Exercise instructions:
**a.** The ECU interrupt passage lists the signal pre-processing steps that the interrupt will perform. Name each of those steps.
**b.** Quote the ECU interrupt passage word for word, starting with "We want duration" and going on through "be probably skipped)".
**c.** Continue the ECU interrupt passage from the point where it stops.

Passage:
We want duration kind, so T1 it is. Pre-scaler is 2, which for the 40MHz clock this ECU has means that the total period of this clock is 52.5ms, resolution (one tick) is 0.8us. Just what we need (if it wasn't like this, stuff would get much harder). The CC9 behaviour is set up in the second nibble of the CCM2 register:


        and     CCM2, #$FF0F    ;; clean up config (can be probably skipped)
        or      CCM2, #$00B0    ;; $B = %1011 - T1 timer, both edges


Another important (very!) thing is the interrupt priority. Too low - it will be pushed away by other interrupts and we will miss edge changes. Too high - it will pre-empt other important interrupts. In fact, with very high priorities the ECU crashes after connecting the sensor. Experimentally, this value seems to work fine (essentially mid range priority):


        mov     CC9IC, #$20


This is also a priority that is not used by any other interrupt (for this you have to scan the disassembly for writes to the other interrupt control registers), this is a good thing to have (though not necessary IIRC). We can then enable the interrupt:


        bset    CC9IC.6


This code so far should go into our initialisation procedure, but after some variables are initialised, so for now just the assembly statements for the interrupt initialisation. 

The interrupt

The interrupt procedure has only one job - to provide raw sensor reading to the higher level procedure. But, since our high level procedure will execute every 100ms (could be more frequent, but really there is no point), and interrupt at least every 20ms, we can already do some signal pre-processing in the interrupt and the rest elsewhere. In the interrupt we will de-bounce the signal, validate edge alternations, validate edge periods, and do modest stepping average of the periods. The higher level procedure will then convert the period recorded in the interrupt, do filtering, and error processing. The interrupt procedure has to be as concise and quick as possible. So, for example, we will not do MDL/MDH operations in the interrupt to calculate the average, but rather do division by 2/4 with shr.

Given data:
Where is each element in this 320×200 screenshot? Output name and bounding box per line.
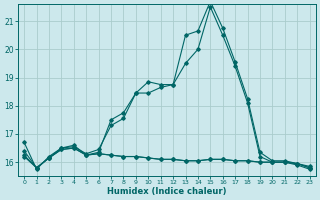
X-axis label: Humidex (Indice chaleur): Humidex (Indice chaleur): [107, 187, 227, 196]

Answers given:
**a.**
- De-bounce the signal
- Validate edge alternations
- Validate edge periods
- Do a modest stepping average of the periods

**b.**
We want duration kind, so T1 it is. Pre-scaler is 2, which for the 40MHz clock this ECU has means that the total period of this clock is 52.5ms, resolution (one tick) is 0.8us. Just what we need (if it wasn't like this, stuff would get much harder). The CC9 behaviour is set up in the second nibble of the CCM2 register:


        and     CCM2, #$FF0F    ;; clean up config (can be probably skipped)

**c.**
The nice thing about the interrupt procedure is that it has its own private register space (the 32 bytes above). This means that whatever we store in r0 through r15 we can leave it there for the next interrupt round, we can access the registers from the higher level procedure by addressing them explicitly in IRAM (BTW, I do not recall seeing this trick done on Bosch-es, maybe didn't look hard enough, but several times on Marelli systems), and we can have our own private DPP register values to optimise RAM and data access within the interrupt.

The registers will serve the following purposes:

r0 - this has to be the current local stack pointer, even though we do not use the stack
r1 - flags set 1 - status_flags
r7 - flags set 2 - heartbeat_flags
r8 - the clock stamp of the last edge seen (any edge)
r9 - the clock stamp of the last high edge seen (the edge that starts both the pulse width and period)

Otherwise, we can use them freely for temporary storage. r1/r7 separation is one of the legacy things, the flags could be squeezed into one register. In any case, r1/r7 will be IRAM accessed from the higher-level procedure:


status_flags            const   context_CC9 + 2*1  ;; r1
heartbeat_flags         const   context_CC9 + 2*7  ;; r7


Also, the notion of the high/low edge needs care. At first, before I got the actual sensor and simulated it on Arduino instead, I thought the signal is like this:

 ________
|   5V   |_0V_|

where the first chunk is the PW (temperature) and the complete chunk is the period. So all "high" terms in the code refer to the first chunk, the "low" ones to the the second chunk. But, with the actual sensor it is the other way round, freely floating 5V pull-up gets pulled to 0V during the PW chunk. Without rewriting the code I just introduced a calibration flag to account for the other possibility (for example, where the ECU does not allow for direct connection and additional circuitry might be needed).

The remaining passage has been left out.